__The exercise__: For the listing below, give the count of lines containing the string "consumption" and nothing else.

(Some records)
——————

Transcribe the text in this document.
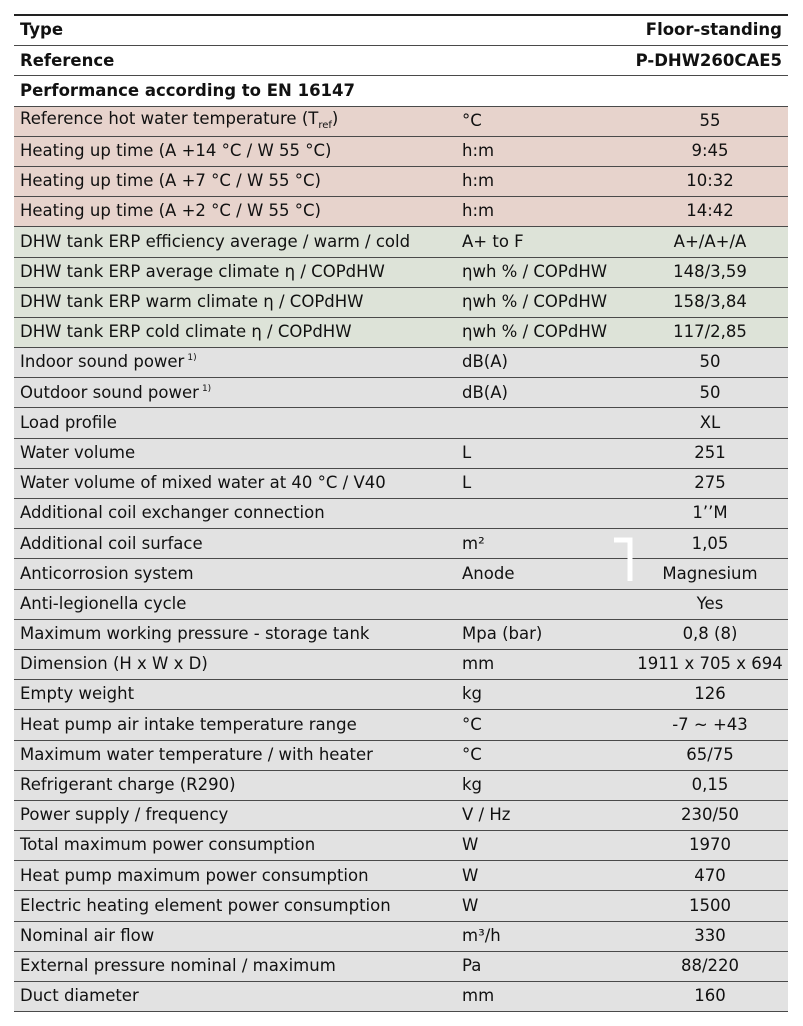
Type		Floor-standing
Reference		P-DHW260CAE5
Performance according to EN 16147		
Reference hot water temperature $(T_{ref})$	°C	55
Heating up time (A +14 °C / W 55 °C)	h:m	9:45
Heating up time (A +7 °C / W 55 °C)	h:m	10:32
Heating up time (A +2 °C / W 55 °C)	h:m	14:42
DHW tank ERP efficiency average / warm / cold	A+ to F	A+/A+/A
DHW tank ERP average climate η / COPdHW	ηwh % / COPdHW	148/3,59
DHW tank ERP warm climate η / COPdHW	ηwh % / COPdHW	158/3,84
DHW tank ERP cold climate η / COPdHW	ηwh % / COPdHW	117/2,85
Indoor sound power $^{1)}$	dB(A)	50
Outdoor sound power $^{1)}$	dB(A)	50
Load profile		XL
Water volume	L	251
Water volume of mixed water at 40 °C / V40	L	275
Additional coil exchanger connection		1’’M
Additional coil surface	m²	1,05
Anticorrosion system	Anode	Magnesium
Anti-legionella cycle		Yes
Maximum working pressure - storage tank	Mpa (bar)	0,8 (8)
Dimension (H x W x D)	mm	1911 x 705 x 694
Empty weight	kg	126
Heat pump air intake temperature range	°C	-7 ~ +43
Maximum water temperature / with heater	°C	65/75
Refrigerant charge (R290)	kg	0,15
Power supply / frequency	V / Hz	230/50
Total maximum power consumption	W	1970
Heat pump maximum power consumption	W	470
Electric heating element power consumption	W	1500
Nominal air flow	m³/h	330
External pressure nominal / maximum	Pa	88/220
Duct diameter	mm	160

——————

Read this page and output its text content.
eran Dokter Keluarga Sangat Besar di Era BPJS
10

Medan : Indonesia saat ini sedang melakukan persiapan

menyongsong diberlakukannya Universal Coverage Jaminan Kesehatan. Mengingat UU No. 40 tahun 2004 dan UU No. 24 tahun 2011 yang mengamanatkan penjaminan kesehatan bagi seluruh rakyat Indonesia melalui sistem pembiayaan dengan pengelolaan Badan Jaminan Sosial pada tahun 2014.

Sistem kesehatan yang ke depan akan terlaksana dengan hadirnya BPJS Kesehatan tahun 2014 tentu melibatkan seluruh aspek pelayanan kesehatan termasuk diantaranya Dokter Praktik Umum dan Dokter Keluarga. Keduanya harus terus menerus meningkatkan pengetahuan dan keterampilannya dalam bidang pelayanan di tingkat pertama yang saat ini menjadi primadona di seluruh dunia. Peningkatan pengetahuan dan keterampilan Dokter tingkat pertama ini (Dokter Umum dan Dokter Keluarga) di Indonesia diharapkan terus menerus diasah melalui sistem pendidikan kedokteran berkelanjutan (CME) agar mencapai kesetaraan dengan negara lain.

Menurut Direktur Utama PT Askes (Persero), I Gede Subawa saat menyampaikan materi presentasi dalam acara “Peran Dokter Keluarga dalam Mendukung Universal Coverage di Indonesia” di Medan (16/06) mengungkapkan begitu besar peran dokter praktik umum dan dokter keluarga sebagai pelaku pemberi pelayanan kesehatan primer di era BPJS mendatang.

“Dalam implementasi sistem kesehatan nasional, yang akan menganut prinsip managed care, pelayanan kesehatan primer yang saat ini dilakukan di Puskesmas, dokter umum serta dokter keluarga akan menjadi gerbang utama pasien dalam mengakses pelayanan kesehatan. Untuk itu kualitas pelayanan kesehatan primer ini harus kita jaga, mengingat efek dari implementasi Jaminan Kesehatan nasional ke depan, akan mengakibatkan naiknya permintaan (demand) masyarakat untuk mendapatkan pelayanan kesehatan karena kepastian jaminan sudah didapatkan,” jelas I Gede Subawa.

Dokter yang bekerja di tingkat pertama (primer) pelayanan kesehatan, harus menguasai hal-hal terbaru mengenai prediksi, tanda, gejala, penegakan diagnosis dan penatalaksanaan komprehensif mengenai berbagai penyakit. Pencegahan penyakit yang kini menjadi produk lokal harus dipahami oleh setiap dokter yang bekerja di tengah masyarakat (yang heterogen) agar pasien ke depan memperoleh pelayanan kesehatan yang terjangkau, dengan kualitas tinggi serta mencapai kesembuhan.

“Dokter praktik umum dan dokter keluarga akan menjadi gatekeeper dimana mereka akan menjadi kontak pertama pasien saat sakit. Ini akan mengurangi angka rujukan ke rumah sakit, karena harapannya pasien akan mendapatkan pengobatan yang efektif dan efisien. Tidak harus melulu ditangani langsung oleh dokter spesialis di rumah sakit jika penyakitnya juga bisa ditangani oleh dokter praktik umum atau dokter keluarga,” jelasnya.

——————

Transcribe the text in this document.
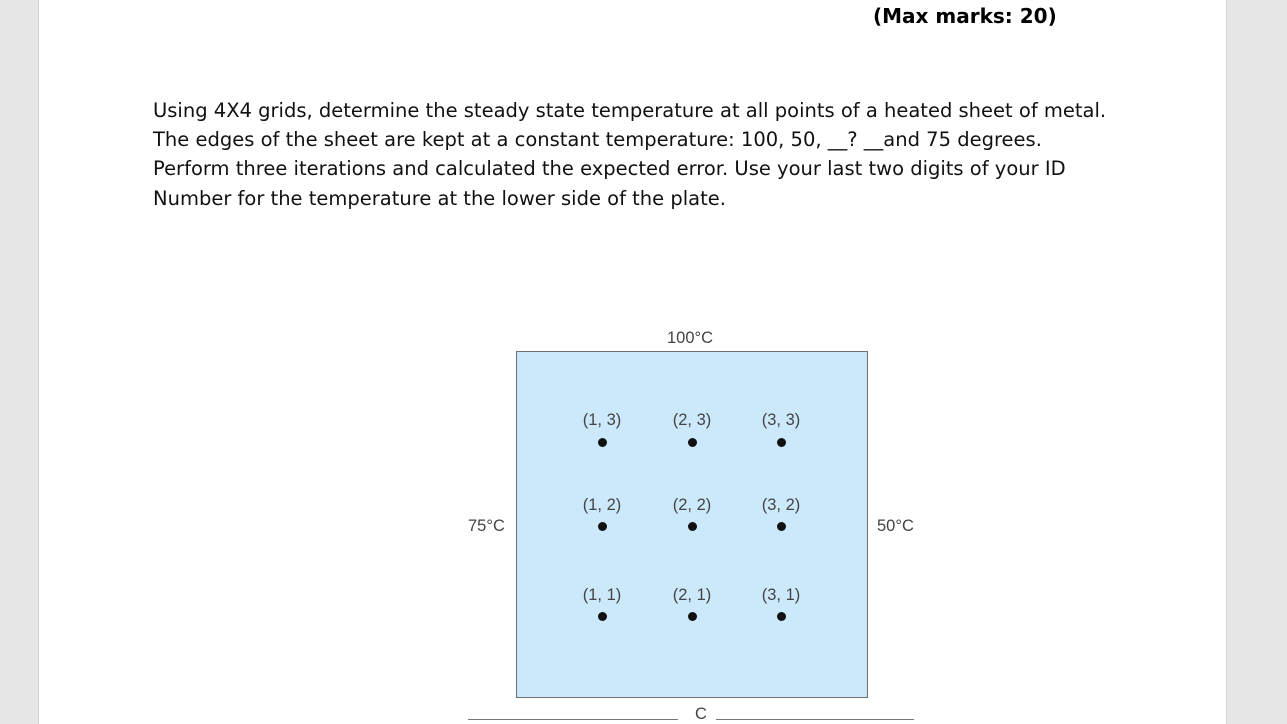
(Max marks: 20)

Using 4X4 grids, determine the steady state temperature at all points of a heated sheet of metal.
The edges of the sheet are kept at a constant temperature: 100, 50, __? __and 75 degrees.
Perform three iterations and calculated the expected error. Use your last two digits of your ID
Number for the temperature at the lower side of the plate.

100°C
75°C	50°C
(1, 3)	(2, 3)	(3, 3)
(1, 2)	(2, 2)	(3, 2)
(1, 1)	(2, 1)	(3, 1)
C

——————

__Task result__: 3